**SET PROBLEM**
Quote the records beneath, complete and exact. Leave out images.

Recorded data:
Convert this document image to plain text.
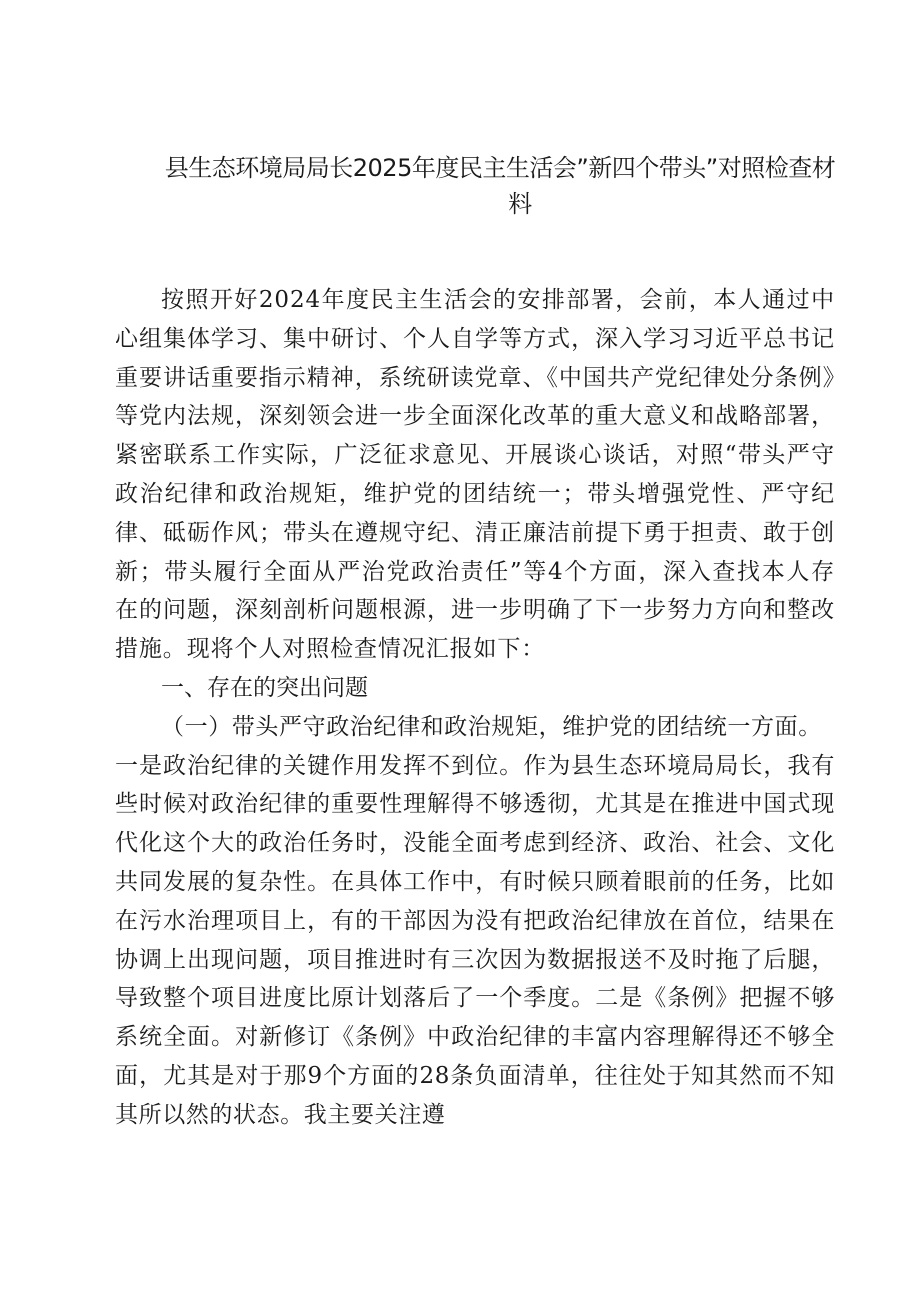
县生态环境局局长2025年度民主生活会”新四个带头”对照检查材
料

按照开好2024年度民主生活会的安排部署，会前，本人通过中心组集体学习、集中研讨、个人自学等方式，深入学习习近平总书记重要讲话重要指示精神，系统研读党章、《中国共产党纪律处分条例》等党内法规，深刻领会进一步全面深化改革的重大意义和战略部署，紧密联系工作实际，广泛征求意见、开展谈心谈话，对照“带头严守政治纪律和政治规矩，维护党的团结统一；带头增强党性、严守纪律、砥砺作风；带头在遵规守纪、清正廉洁前提下勇于担责、敢于创新；带头履行全面从严治党政治责任”等4个方面，深入查找本人存在的问题，深刻剖析问题根源，进一步明确了下一步努力方向和整改措施。现将个人对照检查情况汇报如下：

一、存在的突出问题

（一）带头严守政治纪律和政治规矩，维护党的团结统一方面。

一是政治纪律的关键作用发挥不到位。作为县生态环境局局长，我有些时候对政治纪律的重要性理解得不够透彻，尤其是在推进中国式现代化这个大的政治任务时，没能全面考虑到经济、政治、社会、文化共同发展的复杂性。在具体工作中，有时候只顾着眼前的任务，比如在污水治理项目上，有的干部因为没有把政治纪律放在首位，结果在协调上出现问题，项目推进时有三次因为数据报送不及时拖了后腿，导致整个项目进度比原计划落后了一个季度。二是《条例》把握不够系统全面。对新修订《条例》中政治纪律的丰富内容理解得还不够全面，尤其是对于那9个方面的28条负面清单，往往处于知其然而不知其所以然的状态。我主要关注遵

**COMPLETE ANSWER**
Convert this document image to plain text.
县生态环境局局长2025年度民主生活会”新四个带头”对照检查材
料

按照开好2024年度民主生活会的安排部署，会前，本人通过中心组集体学习、集中研讨、个人自学等方式，深入学习习近平总书记重要讲话重要指示精神，系统研读党章、《中国共产党纪律处分条例》等党内法规，深刻领会进一步全面深化改革的重大意义和战略部署，紧密联系工作实际，广泛征求意见、开展谈心谈话，对照“带头严守政治纪律和政治规矩，维护党的团结统一；带头增强党性、严守纪律、砥砺作风；带头在遵规守纪、清正廉洁前提下勇于担责、敢于创新；带头履行全面从严治党政治责任”等4个方面，深入查找本人存在的问题，深刻剖析问题根源，进一步明确了下一步努力方向和整改措施。现将个人对照检查情况汇报如下：

一、存在的突出问题

（一）带头严守政治纪律和政治规矩，维护党的团结统一方面。

一是政治纪律的关键作用发挥不到位。作为县生态环境局局长，我有些时候对政治纪律的重要性理解得不够透彻，尤其是在推进中国式现代化这个大的政治任务时，没能全面考虑到经济、政治、社会、文化共同发展的复杂性。在具体工作中，有时候只顾着眼前的任务，比如在污水治理项目上，有的干部因为没有把政治纪律放在首位，结果在协调上出现问题，项目推进时有三次因为数据报送不及时拖了后腿，导致整个项目进度比原计划落后了一个季度。二是《条例》把握不够系统全面。对新修订《条例》中政治纪律的丰富内容理解得还不够全面，尤其是对于那9个方面的28条负面清单，往往处于知其然而不知其所以然的状态。我主要关注遵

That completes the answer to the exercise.